- [Exercise instructions] Render the following material again verbatim, leaving nothing out.
-- Data for this exercise start --
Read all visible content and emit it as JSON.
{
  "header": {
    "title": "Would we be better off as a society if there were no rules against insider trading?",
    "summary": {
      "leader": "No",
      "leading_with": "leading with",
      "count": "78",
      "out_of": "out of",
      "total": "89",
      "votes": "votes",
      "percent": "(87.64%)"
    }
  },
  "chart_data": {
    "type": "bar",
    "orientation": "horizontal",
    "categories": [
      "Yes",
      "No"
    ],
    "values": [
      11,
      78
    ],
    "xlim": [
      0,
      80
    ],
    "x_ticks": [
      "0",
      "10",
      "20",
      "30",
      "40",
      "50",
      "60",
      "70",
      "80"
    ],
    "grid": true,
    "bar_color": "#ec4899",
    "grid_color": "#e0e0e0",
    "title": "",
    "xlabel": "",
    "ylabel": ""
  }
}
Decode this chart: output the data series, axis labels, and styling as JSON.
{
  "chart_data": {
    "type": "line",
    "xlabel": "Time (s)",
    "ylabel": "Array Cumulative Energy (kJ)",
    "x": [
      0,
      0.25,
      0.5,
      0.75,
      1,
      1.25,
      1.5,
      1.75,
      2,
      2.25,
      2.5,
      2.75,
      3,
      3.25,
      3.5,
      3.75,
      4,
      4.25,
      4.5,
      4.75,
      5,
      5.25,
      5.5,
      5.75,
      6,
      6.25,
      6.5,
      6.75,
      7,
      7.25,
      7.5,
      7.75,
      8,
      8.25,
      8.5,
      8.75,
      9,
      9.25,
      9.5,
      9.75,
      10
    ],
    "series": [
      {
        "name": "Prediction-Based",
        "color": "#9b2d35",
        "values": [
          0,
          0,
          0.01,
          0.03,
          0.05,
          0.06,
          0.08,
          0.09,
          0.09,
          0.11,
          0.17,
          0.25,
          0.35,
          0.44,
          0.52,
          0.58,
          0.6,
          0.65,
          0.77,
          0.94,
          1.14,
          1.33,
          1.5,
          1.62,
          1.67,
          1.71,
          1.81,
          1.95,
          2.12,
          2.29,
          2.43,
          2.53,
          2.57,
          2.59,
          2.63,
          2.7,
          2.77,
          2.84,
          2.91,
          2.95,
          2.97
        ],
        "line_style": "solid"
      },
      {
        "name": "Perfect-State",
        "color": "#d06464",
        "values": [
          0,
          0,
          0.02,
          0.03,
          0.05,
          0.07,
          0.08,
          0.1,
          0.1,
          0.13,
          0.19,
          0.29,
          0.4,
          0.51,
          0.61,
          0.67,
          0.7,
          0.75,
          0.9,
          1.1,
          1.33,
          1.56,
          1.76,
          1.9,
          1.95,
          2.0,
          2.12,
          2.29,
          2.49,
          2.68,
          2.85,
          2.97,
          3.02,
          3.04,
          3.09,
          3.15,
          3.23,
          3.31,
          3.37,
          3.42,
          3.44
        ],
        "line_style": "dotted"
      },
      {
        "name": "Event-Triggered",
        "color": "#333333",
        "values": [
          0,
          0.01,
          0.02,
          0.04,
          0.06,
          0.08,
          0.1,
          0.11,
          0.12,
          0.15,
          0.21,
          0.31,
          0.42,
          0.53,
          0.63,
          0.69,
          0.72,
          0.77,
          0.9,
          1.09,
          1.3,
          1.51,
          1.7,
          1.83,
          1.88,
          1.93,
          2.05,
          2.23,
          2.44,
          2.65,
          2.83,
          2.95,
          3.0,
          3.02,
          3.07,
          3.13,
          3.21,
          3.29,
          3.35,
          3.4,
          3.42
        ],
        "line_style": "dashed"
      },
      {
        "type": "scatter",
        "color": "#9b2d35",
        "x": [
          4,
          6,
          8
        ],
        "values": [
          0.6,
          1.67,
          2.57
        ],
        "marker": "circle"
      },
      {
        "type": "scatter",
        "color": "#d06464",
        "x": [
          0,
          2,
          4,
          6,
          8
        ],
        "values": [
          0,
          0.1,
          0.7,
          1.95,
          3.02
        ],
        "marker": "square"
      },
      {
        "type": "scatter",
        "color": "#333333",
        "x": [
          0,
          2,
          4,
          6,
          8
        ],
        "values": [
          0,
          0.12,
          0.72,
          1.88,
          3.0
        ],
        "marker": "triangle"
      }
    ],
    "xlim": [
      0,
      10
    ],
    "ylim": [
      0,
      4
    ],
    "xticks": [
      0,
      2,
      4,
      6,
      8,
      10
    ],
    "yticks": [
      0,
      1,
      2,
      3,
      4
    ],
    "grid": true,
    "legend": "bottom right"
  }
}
-- Data for this exercise end --
- [Written solution]
Read all visible content and emit it as JSON.
{
  "header": {
    "title": "Would we be better off as a society if there were no rules against insider trading?",
    "summary": {
      "leader": "No",
      "leading_with": "leading with",
      "count": "78",
      "out_of": "out of",
      "total": "89",
      "votes": "votes",
      "percent": "(87.64%)"
    }
  },
  "chart_data": {
    "type": "bar",
    "orientation": "horizontal",
    "categories": [
      "Yes",
      "No"
    ],
    "values": [
      11,
      78
    ],
    "xlim": [
      0,
      80
    ],
    "x_ticks": [
      "0",
      "10",
      "20",
      "30",
      "40",
      "50",
      "60",
      "70",
      "80"
    ],
    "grid": true,
    "bar_color": "#ec4899",
    "grid_color": "#e0e0e0",
    "title": "",
    "xlabel": "",
    "ylabel": ""
  }
}
Decode this chart: output the data series, axis labels, and styling as JSON.
{
  "chart_data": {
    "type": "line",
    "xlabel": "Time (s)",
    "ylabel": "Array Cumulative Energy (kJ)",
    "x": [
      0,
      0.25,
      0.5,
      0.75,
      1,
      1.25,
      1.5,
      1.75,
      2,
      2.25,
      2.5,
      2.75,
      3,
      3.25,
      3.5,
      3.75,
      4,
      4.25,
      4.5,
      4.75,
      5,
      5.25,
      5.5,
      5.75,
      6,
      6.25,
      6.5,
      6.75,
      7,
      7.25,
      7.5,
      7.75,
      8,
      8.25,
      8.5,
      8.75,
      9,
      9.25,
      9.5,
      9.75,
      10
    ],
    "series": [
      {
        "name": "Prediction-Based",
        "color": "#9b2d35",
        "values": [
          0,
          0,
          0.01,
          0.03,
          0.05,
          0.06,
          0.08,
          0.09,
          0.09,
          0.11,
          0.17,
          0.25,
          0.35,
          0.44,
          0.52,
          0.58,
          0.6,
          0.65,
          0.77,
          0.94,
          1.14,
          1.33,
          1.5,
          1.62,
          1.67,
          1.71,
          1.81,
          1.95,
          2.12,
          2.29,
          2.43,
          2.53,
          2.57,
          2.59,
          2.63,
          2.7,
          2.77,
          2.84,
          2.91,
          2.95,
          2.97
        ],
        "line_style": "solid"
      },
      {
        "name": "Perfect-State",
        "color": "#d06464",
        "values": [
          0,
          0,
          0.02,
          0.03,
          0.05,
          0.07,
          0.08,
          0.1,
          0.1,
          0.13,
          0.19,
          0.29,
          0.4,
          0.51,
          0.61,
          0.67,
          0.7,
          0.75,
          0.9,
          1.1,
          1.33,
          1.56,
          1.76,
          1.9,
          1.95,
          2.0,
          2.12,
          2.29,
          2.49,
          2.68,
          2.85,
          2.97,
          3.02,
          3.04,
          3.09,
          3.15,
          3.23,
          3.31,
          3.37,
          3.42,
          3.44
        ],
        "line_style": "dotted"
      },
      {
        "name": "Event-Triggered",
        "color": "#333333",
        "values": [
          0,
          0.01,
          0.02,
          0.04,
          0.06,
          0.08,
          0.1,
          0.11,
          0.12,
          0.15,
          0.21,
          0.31,
          0.42,
          0.53,
          0.63,
          0.69,
          0.72,
          0.77,
          0.9,
          1.09,
          1.3,
          1.51,
          1.7,
          1.83,
          1.88,
          1.93,
          2.05,
          2.23,
          2.44,
          2.65,
          2.83,
          2.95,
          3.0,
          3.02,
          3.07,
          3.13,
          3.21,
          3.29,
          3.35,
          3.4,
          3.42
        ],
        "line_style": "dashed"
      },
      {
        "type": "scatter",
        "color": "#9b2d35",
        "x": [
          4,
          6,
          8
        ],
        "values": [
          0.6,
          1.67,
          2.57
        ],
        "marker": "circle"
      },
      {
        "type": "scatter",
        "color": "#d06464",
        "x": [
          0,
          2,
          4,
          6,
          8
        ],
        "values": [
          0,
          0.1,
          0.7,
          1.95,
          3.02
        ],
        "marker": "square"
      },
      {
        "type": "scatter",
        "color": "#333333",
        "x": [
          0,
          2,
          4,
          6,
          8
        ],
        "values": [
          0,
          0.12,
          0.72,
          1.88,
          3.0
        ],
        "marker": "triangle"
      }
    ],
    "xlim": [
      0,
      10
    ],
    "ylim": [
      0,
      4
    ],
    "xticks": [
      0,
      2,
      4,
      6,
      8,
      10
    ],
    "yticks": [
      0,
      1,
      2,
      3,
      4
    ],
    "grid": true,
    "legend": "bottom right"
  }
}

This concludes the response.